Legends - Mario Andretti

Twenty years ago this month, found myself a week before Christmas in a place to which ordinarily wild horses would not drag me. Sao Paulo I find about the least attractive of the cities I have visited, and these days by-pass it even in March, when the Formula One crowd is in town for the Brazilian Grand Prix.

Late in 1978, though, I could hardly refuse to go. Throughout that season there had been discussions about my doing a book with Mario Andretti, who, from an early stage, was obviously on course for the World Championship.

Problem was, everything had been done through a promotions company with which Andretti was involved, and when his relationship with these people hit the rocks, so also, it seemed, did the book project.

Then the publisher called me. Did it really matter that the ‘middle men’ were no longer associated with Mario? Could not the book proceed without them? I saw no reason why not – indeed I’d become increasingly bored with their self-importance, and was glad to see the back of them.

I rang Andretti. “I was going to call you to say the same thing,” he said. “If the publisher still wants to go ahead, let’s do it.”

Hang on, I said, what about money? “Listen,” Mario replied. “I’ve won the World Championship – the biggest ambition of my life. And I know some day, when I’m old and retired, I’m going to regret it if I don’t have a book looking back on the year I got the title. I just want it to be a good book, OK? I’m not too concerned about the money…”

And that was it. Not a PR man or agent in sight. Just an informal agreement on the ‘phone. I’ll get them to send you a contract, I said. Fine.

Now we had to decide where and when we were going to do the taping, and there was some urgency here, as the publisher wanted to launch the book the following July, at the British Grand Prix, which meant that the finished manuscript had to be in by the end of January, about six weeks hence.

“Well, I’m doing a Goodyear test at Interlagos next Week,” Andretti said. “Can you get down there?” I said I could. “Fine, I’m staying at the Hilton. I’ll see you in the lobby on Monday evening. Around eight, OK?”

Now I made a panic call to the publisher, arranged to meet the book editor at Waterloo station, where he handed over the contract for Andretti, plus 900 quid in cash for my ‘plane ticket. Full fare, of course. It was way too late to organise a deal.

And thus it was that I found myself, three days later, in the lobby of the Sao Paulo Hilton. John Watson stopped to chat, then Niki Lauda, the pair of them a touch surprised that I had trailed out to Brazil to watch a tyre test. I explained the reason for my visit. “Well, the only thing is,” warned Wattle, “I think you might a problem with Goodyear – they’ve got new stuff here, and today they were keeping people out of the pits…”

----------

**Written exercise 1**
According to the Andretti article, why was there some urgency in deciding where and when to do the taping?
**Written exercise 2**
Continue the Andretti article from the point where it stops.

----------

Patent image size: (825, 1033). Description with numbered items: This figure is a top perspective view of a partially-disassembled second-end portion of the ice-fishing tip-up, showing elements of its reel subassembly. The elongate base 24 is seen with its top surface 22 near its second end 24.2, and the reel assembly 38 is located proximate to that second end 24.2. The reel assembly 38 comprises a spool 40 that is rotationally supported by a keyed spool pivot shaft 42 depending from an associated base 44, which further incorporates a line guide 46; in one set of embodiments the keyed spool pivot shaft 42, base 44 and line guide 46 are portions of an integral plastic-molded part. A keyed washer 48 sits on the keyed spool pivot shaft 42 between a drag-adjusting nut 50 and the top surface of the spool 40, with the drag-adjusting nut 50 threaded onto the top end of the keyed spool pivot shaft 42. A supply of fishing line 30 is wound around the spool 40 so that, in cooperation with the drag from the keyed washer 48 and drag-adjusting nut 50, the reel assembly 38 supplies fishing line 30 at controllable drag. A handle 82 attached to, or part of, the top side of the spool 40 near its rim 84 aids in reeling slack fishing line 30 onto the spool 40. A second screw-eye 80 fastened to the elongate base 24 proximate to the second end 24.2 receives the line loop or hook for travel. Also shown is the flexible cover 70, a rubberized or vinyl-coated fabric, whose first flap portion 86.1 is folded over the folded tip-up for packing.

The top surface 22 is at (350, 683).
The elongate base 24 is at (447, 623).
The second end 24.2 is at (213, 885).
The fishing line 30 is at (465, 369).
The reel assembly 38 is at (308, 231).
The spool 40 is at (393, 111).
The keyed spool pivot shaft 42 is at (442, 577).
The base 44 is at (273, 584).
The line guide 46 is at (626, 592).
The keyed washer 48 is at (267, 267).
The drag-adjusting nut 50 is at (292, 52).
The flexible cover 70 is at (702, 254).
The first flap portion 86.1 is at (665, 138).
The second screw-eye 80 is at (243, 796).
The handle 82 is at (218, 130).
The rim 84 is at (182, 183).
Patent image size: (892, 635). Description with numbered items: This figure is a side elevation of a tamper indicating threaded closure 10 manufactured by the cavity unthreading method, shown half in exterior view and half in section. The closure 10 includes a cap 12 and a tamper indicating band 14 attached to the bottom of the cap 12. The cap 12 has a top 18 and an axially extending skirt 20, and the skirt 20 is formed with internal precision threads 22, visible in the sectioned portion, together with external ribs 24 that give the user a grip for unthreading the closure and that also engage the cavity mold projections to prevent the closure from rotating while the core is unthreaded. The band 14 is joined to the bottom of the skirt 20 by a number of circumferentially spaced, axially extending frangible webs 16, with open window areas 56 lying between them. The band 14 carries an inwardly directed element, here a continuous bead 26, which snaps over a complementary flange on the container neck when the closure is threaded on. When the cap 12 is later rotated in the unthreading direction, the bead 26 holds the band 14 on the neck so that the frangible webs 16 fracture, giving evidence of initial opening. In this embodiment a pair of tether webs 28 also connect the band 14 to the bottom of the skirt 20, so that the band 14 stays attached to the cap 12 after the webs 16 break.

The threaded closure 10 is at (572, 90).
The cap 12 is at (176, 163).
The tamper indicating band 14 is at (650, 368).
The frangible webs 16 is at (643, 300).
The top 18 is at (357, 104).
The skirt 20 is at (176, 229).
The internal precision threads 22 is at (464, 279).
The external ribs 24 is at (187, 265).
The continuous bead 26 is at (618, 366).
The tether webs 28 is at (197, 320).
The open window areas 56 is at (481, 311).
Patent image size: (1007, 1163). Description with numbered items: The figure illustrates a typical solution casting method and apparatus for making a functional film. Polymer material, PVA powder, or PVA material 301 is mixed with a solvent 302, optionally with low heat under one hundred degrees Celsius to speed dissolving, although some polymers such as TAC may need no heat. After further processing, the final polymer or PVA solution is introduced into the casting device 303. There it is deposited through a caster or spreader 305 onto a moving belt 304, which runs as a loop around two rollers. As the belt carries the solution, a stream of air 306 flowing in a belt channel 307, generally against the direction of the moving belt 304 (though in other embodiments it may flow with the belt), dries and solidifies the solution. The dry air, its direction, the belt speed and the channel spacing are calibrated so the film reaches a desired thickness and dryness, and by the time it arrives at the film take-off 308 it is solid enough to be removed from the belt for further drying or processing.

----------

**Exercise response 1**
The publisher wanted to launch the book the following July at the British Grand Prix. That meant the finished manuscript had to be in by the end of January, about six weeks away.

**Exercise response 2**
He was right. While the cars were running, I was politely but firmly asked to keep out of the pits, and of course agreed. But it made for three long days at the track, and the heat was beyond anything I have experienced in Brazil, before or since. Even 20 years ago I was follically challenged to a significant degree; by the time I left, the top of my head was crisp…

During the breaks for lunch, and so on, Goodyear were fine about my being in the pits, which was a surprise, for their tyres were stacked everywhere, and quite what ‘extra’ secret information I might have gleaned from seeing them mounted on Formula One cars was unclear. To me, a slick was a slick was a slick.

Still, these lulls were a good opportunity to get something on tape, and Andretti amazed me with his powers of recall. The tiniest detail of what had gone wrong in the second session at Jarama, or wherever, was on tap, together with relevant snatches of conversation with Colin Chapman or Ronnie Peterson… it was all there.

What do we know, though, about the best-laid plans? That first day I took notes as we talked, jotting down headings to remind me of particular anecdotes, and so on, and it was as well I did, for in the hotel that evening I played back the cassette and nothing! This was a newish, very expensive, recorder, and it was on the blink.

I dashed out blindly into rush hour Sao Paulo, found an electrical shop, and there purchased the only cassette recorder in the place. Large and crude, it looked like something Sony might have been experimenting with in 1949, but it did record, after a fashion, albeit as if a gale were howling in the background. At dinner each evening we’d tape some more, my new state-of-the-art device taking up half the table, and I learned a lot about what it is, good and bad, to be famous. One night we went to a particularly popular steak restaurant, and as we arrived a man was vigorously demanding he be given a table. There was nothing, the head waiter insisted, not now, not in an hour, not for the rest of the evening…

In a foul mood, the man turned on his heel, and we prepared to do the same. The maitre d’ gave us a half-glance, shrugged resignedly. Then he looked again. “Andretti! Senor Andretti!” A table materialised from nowhere, and the man nearly burst with pride as Mario signed a menu for him.

It was the first of many. Folk would get up from their tables, sidle over in our direction, hover about, wanting to congratulate Mario on his championship, get an autograph, shake his hand. And he charmed them, each and every one, because that is his way.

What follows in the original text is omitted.